__PROBLEM DESCRIPTION__: Say how many lines of the listing below contain "this", giving the number and nothing else.

__Rows from a figure dataset__:
◆ ◆ ◆ ◆
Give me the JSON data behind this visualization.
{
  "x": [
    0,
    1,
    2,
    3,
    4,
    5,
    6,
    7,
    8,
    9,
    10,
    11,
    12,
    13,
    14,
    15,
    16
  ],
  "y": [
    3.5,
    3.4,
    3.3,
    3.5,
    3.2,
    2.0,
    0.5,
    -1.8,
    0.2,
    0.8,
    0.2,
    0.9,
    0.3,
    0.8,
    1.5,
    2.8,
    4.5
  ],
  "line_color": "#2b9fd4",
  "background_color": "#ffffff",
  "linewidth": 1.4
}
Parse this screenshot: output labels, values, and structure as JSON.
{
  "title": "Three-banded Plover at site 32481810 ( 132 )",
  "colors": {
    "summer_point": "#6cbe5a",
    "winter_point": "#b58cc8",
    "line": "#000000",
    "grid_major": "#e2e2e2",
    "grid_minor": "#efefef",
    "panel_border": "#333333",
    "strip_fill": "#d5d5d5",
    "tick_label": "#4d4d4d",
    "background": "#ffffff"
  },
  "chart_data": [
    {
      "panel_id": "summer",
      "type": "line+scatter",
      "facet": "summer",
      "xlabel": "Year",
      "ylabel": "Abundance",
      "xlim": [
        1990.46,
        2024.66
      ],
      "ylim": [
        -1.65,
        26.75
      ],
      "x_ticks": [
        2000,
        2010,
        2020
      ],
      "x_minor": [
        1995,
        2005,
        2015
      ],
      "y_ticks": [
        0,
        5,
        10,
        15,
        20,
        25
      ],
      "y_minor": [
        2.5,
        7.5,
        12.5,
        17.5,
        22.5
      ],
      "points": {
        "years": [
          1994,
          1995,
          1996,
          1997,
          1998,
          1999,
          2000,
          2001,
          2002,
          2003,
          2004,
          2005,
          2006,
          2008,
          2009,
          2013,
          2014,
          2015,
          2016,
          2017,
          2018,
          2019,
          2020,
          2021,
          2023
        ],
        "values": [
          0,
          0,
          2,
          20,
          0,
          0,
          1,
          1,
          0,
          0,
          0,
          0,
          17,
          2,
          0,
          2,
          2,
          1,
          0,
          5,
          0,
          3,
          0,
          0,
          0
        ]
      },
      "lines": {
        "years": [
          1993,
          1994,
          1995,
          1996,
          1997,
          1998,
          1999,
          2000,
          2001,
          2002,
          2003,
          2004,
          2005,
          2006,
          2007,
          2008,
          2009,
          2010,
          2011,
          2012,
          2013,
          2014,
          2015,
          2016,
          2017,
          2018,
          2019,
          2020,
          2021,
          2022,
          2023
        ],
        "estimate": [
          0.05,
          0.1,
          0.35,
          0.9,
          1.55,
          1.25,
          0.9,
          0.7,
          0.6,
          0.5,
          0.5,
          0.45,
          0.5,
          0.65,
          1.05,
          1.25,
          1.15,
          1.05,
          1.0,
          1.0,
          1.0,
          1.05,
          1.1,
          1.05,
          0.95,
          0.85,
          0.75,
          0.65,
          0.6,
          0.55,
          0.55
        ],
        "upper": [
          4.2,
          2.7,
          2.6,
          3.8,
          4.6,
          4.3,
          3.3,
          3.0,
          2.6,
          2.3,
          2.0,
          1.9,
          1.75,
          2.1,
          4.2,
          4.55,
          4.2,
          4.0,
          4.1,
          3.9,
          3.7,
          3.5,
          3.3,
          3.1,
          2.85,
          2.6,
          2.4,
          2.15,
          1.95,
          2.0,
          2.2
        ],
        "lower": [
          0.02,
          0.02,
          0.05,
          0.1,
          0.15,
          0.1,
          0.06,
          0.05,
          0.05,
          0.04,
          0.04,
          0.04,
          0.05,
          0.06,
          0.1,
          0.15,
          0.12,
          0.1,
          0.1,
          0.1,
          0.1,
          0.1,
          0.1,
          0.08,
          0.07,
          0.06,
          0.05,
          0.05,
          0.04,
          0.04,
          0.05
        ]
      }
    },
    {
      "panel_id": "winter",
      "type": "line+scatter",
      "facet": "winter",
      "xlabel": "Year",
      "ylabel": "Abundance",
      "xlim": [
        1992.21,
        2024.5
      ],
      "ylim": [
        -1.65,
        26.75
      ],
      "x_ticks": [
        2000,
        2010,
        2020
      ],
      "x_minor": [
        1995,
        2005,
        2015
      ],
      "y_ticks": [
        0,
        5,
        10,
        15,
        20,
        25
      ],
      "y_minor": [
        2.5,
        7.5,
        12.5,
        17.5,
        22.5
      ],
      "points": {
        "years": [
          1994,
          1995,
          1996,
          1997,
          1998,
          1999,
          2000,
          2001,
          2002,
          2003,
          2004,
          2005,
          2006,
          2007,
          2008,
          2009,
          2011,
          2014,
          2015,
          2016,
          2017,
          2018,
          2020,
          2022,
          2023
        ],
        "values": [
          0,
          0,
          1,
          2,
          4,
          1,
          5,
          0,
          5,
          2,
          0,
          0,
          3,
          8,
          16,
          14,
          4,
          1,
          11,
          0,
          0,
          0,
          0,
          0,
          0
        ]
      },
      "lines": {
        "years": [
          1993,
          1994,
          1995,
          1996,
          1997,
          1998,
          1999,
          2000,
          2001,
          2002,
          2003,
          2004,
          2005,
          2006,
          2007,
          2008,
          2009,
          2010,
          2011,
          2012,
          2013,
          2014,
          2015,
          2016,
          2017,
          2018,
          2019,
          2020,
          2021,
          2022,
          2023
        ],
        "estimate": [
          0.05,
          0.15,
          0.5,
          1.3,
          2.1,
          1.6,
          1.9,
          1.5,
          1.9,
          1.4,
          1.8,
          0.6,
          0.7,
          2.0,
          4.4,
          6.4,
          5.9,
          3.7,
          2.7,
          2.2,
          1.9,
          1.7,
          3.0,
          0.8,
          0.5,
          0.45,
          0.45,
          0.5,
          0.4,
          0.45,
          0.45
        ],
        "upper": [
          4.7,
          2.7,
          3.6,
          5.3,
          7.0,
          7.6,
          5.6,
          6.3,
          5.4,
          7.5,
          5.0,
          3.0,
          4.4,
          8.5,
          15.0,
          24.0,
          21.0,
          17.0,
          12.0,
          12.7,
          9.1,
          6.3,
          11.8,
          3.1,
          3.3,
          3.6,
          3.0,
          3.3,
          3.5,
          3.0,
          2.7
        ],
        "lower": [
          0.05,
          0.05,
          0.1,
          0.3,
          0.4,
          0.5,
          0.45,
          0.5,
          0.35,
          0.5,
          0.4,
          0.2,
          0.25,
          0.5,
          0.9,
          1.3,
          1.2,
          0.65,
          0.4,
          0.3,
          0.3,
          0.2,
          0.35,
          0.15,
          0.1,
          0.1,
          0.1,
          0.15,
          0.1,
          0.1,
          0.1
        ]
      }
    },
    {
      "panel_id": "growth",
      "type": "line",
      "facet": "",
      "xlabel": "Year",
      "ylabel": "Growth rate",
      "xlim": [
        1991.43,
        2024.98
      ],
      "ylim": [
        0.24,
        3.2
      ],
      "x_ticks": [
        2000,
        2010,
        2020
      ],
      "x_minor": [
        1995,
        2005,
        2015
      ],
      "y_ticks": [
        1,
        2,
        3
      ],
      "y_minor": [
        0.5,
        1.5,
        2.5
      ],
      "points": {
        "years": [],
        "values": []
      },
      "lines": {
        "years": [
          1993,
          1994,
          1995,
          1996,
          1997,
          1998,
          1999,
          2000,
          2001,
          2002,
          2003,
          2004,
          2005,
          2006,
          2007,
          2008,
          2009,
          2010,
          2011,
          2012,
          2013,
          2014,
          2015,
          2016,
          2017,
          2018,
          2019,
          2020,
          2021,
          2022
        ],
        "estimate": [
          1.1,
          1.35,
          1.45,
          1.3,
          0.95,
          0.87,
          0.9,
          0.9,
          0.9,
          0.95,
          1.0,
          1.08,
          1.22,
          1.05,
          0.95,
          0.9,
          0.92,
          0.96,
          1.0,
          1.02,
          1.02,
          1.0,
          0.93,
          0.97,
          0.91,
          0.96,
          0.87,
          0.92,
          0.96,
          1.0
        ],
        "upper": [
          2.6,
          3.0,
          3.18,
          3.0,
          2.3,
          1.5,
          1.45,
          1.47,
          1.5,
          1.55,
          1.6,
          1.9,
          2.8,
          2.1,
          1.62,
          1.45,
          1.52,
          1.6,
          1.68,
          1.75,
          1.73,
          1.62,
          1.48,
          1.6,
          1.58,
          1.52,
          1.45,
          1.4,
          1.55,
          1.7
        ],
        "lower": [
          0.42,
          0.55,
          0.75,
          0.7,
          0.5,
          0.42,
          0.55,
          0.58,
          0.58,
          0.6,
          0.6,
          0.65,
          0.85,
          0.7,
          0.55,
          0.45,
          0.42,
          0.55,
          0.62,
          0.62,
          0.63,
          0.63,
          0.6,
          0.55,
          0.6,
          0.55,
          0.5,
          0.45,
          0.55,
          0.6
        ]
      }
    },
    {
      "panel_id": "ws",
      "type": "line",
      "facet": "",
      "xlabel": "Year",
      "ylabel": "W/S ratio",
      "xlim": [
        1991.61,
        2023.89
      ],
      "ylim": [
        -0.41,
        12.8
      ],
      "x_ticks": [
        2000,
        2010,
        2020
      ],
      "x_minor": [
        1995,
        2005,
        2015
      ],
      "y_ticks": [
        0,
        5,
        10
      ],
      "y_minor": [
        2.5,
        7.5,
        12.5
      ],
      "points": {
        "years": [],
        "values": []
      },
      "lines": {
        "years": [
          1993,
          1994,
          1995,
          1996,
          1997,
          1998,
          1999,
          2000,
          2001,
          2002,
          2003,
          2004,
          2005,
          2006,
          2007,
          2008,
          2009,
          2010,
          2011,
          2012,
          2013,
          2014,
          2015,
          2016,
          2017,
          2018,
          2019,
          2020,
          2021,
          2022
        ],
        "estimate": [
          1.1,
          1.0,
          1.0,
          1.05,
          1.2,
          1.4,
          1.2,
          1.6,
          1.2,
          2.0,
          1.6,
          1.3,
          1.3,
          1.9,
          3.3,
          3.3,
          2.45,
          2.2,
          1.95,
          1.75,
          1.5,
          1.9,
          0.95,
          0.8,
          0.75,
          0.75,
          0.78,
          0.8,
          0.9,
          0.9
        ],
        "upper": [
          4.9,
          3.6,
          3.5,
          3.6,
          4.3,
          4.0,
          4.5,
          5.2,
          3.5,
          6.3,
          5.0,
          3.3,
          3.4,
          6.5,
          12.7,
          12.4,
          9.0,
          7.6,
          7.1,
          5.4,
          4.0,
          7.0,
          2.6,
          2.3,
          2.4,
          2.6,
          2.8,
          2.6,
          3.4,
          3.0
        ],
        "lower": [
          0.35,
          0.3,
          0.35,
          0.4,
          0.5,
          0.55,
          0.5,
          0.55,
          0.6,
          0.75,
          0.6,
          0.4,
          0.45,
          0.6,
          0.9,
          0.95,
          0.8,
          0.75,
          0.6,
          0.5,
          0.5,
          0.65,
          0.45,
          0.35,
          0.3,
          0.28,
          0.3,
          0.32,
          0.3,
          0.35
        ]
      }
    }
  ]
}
◆ ◆ ◆ ◆
__COMPLETE ANSWER__: 2